Material supplied:
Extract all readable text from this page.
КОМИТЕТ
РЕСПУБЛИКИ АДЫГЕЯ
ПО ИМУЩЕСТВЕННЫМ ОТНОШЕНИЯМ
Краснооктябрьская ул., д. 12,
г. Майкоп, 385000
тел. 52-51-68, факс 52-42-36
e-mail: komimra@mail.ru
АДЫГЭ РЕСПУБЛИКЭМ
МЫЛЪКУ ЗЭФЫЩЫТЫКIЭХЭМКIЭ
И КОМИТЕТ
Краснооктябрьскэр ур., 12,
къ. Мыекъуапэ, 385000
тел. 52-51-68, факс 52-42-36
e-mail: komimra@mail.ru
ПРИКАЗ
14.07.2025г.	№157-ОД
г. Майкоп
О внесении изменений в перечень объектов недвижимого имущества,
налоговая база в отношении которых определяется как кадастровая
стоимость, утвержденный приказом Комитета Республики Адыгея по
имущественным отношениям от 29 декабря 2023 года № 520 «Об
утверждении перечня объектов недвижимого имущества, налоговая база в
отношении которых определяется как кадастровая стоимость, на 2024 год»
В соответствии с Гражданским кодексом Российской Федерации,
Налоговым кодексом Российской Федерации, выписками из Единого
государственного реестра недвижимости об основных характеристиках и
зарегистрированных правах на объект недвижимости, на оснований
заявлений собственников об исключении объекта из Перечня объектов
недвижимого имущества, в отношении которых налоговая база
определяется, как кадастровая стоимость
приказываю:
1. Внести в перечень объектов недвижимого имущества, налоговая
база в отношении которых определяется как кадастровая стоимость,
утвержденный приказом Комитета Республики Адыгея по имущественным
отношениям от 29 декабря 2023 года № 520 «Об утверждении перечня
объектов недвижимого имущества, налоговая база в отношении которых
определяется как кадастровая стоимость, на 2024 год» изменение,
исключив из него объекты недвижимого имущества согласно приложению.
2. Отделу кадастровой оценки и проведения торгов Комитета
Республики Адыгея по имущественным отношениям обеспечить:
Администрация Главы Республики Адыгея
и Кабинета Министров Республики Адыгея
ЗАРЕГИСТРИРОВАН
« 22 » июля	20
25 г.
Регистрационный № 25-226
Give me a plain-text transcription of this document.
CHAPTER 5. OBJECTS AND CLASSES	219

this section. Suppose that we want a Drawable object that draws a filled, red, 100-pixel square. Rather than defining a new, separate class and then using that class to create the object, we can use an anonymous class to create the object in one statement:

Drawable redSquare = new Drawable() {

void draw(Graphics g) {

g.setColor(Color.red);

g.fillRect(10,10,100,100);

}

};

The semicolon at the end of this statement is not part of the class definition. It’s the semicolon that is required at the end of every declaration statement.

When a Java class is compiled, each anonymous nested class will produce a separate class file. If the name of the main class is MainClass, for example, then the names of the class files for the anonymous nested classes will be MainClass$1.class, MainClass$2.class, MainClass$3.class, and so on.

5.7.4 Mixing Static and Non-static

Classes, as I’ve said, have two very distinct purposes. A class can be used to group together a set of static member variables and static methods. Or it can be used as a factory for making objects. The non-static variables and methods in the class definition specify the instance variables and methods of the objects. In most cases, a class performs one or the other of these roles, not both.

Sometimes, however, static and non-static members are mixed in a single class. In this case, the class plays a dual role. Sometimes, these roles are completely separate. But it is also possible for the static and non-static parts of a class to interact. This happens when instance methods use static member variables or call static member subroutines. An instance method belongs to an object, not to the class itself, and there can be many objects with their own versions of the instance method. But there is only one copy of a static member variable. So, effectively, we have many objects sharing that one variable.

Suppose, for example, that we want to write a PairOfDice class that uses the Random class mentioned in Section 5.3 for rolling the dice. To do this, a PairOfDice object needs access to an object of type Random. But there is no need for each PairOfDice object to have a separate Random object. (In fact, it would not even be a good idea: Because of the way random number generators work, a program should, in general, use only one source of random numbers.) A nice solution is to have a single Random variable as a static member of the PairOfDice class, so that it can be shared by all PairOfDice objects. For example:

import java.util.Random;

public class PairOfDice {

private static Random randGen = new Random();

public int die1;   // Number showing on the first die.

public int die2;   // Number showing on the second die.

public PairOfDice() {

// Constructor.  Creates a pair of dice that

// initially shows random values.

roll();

Problem description:
Write out all the lines again, exactly as they are.

Exercise result:
Extract all readable text from this page.
КОМИТЕТ
РЕСПУБЛИКИ АДЫГЕЯ
ПО ИМУЩЕСТВЕННЫМ ОТНОШЕНИЯМ
Краснооктябрьская ул., д. 12,
г. Майкоп, 385000
тел. 52-51-68, факс 52-42-36
e-mail: komimra@mail.ru
АДЫГЭ РЕСПУБЛИКЭМ
МЫЛЪКУ ЗЭФЫЩЫТЫКIЭХЭМКIЭ
И КОМИТЕТ
Краснооктябрьскэр ур., 12,
къ. Мыекъуапэ, 385000
тел. 52-51-68, факс 52-42-36
e-mail: komimra@mail.ru
ПРИКАЗ
14.07.2025г.	№157-ОД
г. Майкоп
О внесении изменений в перечень объектов недвижимого имущества,
налоговая база в отношении которых определяется как кадастровая
стоимость, утвержденный приказом Комитета Республики Адыгея по
имущественным отношениям от 29 декабря 2023 года № 520 «Об
утверждении перечня объектов недвижимого имущества, налоговая база в
отношении которых определяется как кадастровая стоимость, на 2024 год»
В соответствии с Гражданским кодексом Российской Федерации,
Налоговым кодексом Российской Федерации, выписками из Единого
государственного реестра недвижимости об основных характеристиках и
зарегистрированных правах на объект недвижимости, на оснований
заявлений собственников об исключении объекта из Перечня объектов
недвижимого имущества, в отношении которых налоговая база
определяется, как кадастровая стоимость
приказываю:
1. Внести в перечень объектов недвижимого имущества, налоговая
база в отношении которых определяется как кадастровая стоимость,
утвержденный приказом Комитета Республики Адыгея по имущественным
отношениям от 29 декабря 2023 года № 520 «Об утверждении перечня
объектов недвижимого имущества, налоговая база в отношении которых
определяется как кадастровая стоимость, на 2024 год» изменение,
исключив из него объекты недвижимого имущества согласно приложению.
2. Отделу кадастровой оценки и проведения торгов Комитета
Республики Адыгея по имущественным отношениям обеспечить:
Администрация Главы Республики Адыгея
и Кабинета Министров Республики Адыгея
ЗАРЕГИСТРИРОВАН
« 22 » июля	20
25 г.
Регистрационный № 25-226
Give me a plain-text transcription of this document.
CHAPTER 5. OBJECTS AND CLASSES	219

this section. Suppose that we want a Drawable object that draws a filled, red, 100-pixel square. Rather than defining a new, separate class and then using that class to create the object, we can use an anonymous class to create the object in one statement:

Drawable redSquare = new Drawable() {

void draw(Graphics g) {

g.setColor(Color.red);

g.fillRect(10,10,100,100);

}

};

The semicolon at the end of this statement is not part of the class definition. It’s the semicolon that is required at the end of every declaration statement.

When a Java class is compiled, each anonymous nested class will produce a separate class file. If the name of the main class is MainClass, for example, then the names of the class files for the anonymous nested classes will be MainClass$1.class, MainClass$2.class, MainClass$3.class, and so on.

5.7.4 Mixing Static and Non-static

Classes, as I’ve said, have two very distinct purposes. A class can be used to group together a set of static member variables and static methods. Or it can be used as a factory for making objects. The non-static variables and methods in the class definition specify the instance variables and methods of the objects. In most cases, a class performs one or the other of these roles, not both.

Sometimes, however, static and non-static members are mixed in a single class. In this case, the class plays a dual role. Sometimes, these roles are completely separate. But it is also possible for the static and non-static parts of a class to interact. This happens when instance methods use static member variables or call static member subroutines. An instance method belongs to an object, not to the class itself, and there can be many objects with their own versions of the instance method. But there is only one copy of a static member variable. So, effectively, we have many objects sharing that one variable.

Suppose, for example, that we want to write a PairOfDice class that uses the Random class mentioned in Section 5.3 for rolling the dice. To do this, a PairOfDice object needs access to an object of type Random. But there is no need for each PairOfDice object to have a separate Random object. (In fact, it would not even be a good idea: Because of the way random number generators work, a program should, in general, use only one source of random numbers.) A nice solution is to have a single Random variable as a static member of the PairOfDice class, so that it can be shared by all PairOfDice objects. For example:

import java.util.Random;

public class PairOfDice {

private static Random randGen = new Random();

public int die1;   // Number showing on the first die.

public int die2;   // Number showing on the second die.

public PairOfDice() {

// Constructor.  Creates a pair of dice that

// initially shows random values.

roll();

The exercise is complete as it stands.